• **Exercise details**
Find how many lines in the data below mention "content". Give the number only.

• **Records from a data collection**
= = = = =
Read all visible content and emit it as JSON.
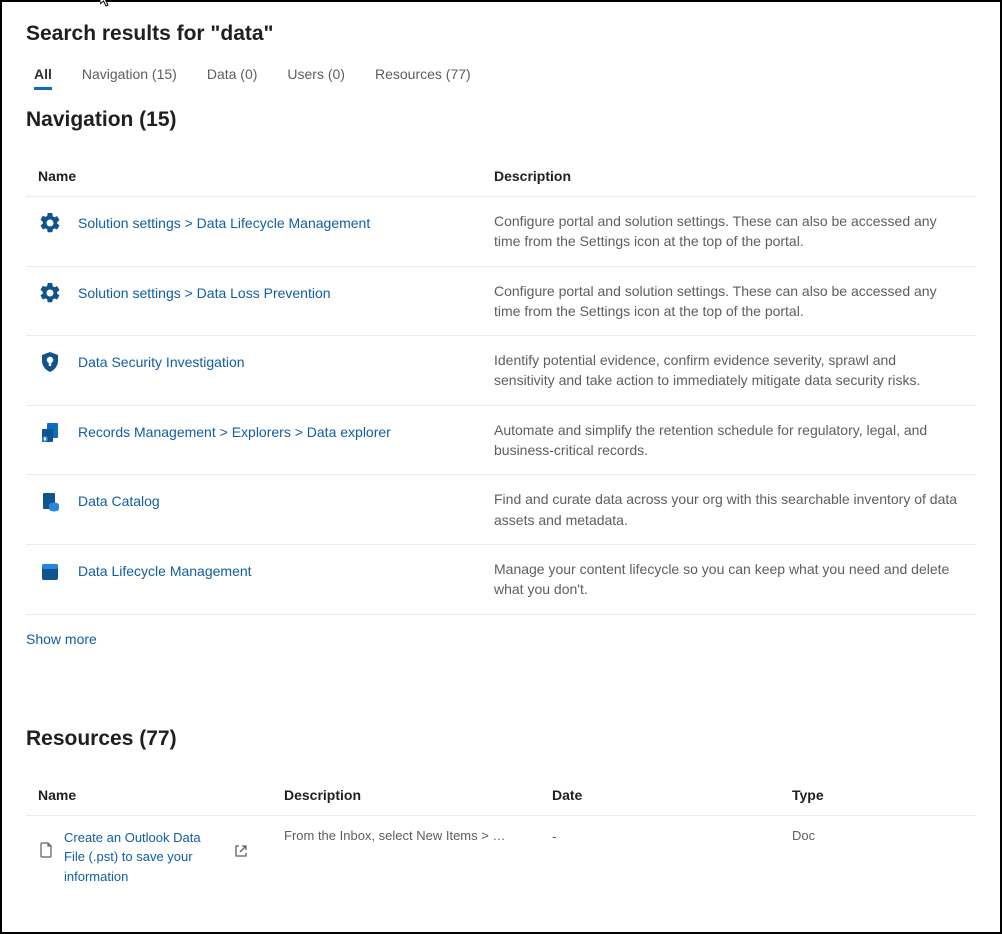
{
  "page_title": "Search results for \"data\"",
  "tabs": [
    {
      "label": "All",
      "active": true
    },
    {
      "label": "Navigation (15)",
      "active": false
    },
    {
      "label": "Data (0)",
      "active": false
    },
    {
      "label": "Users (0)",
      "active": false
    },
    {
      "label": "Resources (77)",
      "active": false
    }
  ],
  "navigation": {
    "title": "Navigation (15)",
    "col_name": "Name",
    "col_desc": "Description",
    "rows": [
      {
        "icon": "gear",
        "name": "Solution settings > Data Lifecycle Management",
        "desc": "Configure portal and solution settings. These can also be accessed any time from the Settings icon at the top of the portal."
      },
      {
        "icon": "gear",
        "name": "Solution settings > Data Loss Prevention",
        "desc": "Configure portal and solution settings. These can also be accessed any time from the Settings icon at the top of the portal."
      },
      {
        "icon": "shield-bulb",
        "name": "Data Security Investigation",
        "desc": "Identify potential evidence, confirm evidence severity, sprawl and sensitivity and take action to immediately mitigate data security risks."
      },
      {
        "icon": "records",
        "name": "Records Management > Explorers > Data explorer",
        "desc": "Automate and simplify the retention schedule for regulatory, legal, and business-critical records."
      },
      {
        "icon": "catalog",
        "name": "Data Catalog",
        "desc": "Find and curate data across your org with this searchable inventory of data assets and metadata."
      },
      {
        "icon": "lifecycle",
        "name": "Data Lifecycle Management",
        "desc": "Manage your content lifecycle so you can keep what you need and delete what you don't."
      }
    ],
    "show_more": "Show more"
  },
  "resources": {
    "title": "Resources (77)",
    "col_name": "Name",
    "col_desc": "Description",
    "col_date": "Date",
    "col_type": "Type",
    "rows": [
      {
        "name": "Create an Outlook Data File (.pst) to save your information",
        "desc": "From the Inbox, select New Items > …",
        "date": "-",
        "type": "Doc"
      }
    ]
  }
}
= = = = =
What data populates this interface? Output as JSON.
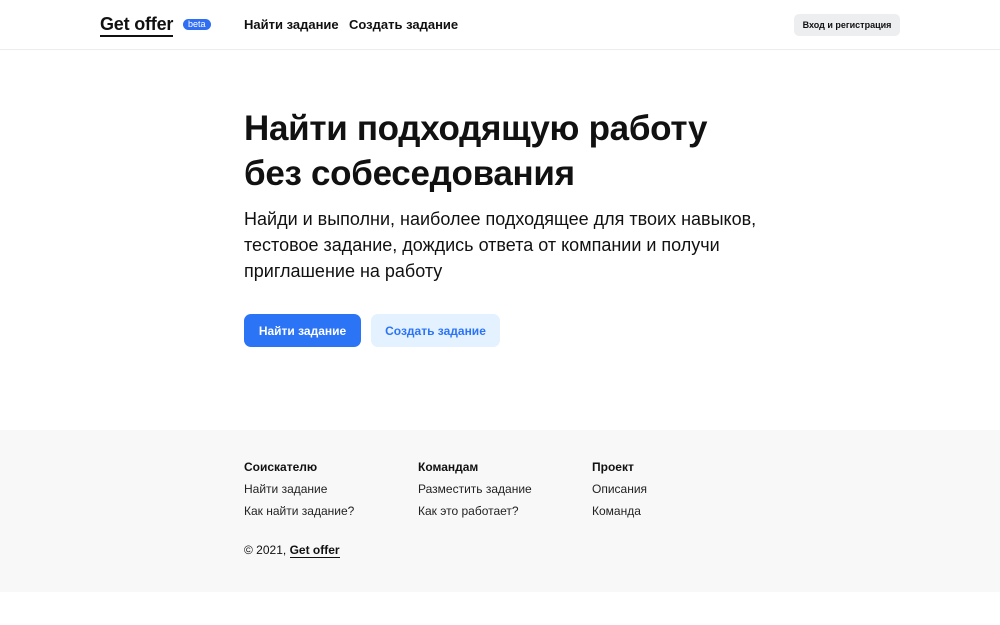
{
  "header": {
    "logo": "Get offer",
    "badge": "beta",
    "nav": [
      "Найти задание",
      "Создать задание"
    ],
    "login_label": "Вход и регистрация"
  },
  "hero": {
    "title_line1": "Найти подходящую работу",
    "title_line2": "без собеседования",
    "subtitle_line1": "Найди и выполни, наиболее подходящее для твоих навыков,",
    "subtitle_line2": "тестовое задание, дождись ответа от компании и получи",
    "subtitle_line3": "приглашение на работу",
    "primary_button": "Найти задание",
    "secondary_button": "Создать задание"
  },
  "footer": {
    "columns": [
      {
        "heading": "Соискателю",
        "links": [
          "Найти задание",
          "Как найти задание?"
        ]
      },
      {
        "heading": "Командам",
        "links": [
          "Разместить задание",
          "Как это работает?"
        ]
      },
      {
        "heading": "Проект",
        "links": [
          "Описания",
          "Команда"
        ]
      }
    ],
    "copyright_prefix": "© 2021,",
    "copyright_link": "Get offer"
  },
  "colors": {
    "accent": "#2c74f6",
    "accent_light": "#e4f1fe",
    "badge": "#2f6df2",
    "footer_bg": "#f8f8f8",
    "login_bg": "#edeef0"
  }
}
= = = = =
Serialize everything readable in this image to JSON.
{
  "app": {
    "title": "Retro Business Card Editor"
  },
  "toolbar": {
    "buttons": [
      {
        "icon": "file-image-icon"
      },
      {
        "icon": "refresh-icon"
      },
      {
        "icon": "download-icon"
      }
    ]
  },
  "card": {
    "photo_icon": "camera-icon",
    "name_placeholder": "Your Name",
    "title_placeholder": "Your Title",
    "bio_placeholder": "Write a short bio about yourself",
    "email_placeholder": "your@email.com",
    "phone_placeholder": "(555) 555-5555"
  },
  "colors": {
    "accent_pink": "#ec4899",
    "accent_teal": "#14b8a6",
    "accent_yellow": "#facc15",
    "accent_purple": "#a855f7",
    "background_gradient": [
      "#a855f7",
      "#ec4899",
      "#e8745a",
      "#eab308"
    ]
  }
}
= = = = =
• **Solution to the exercise**
2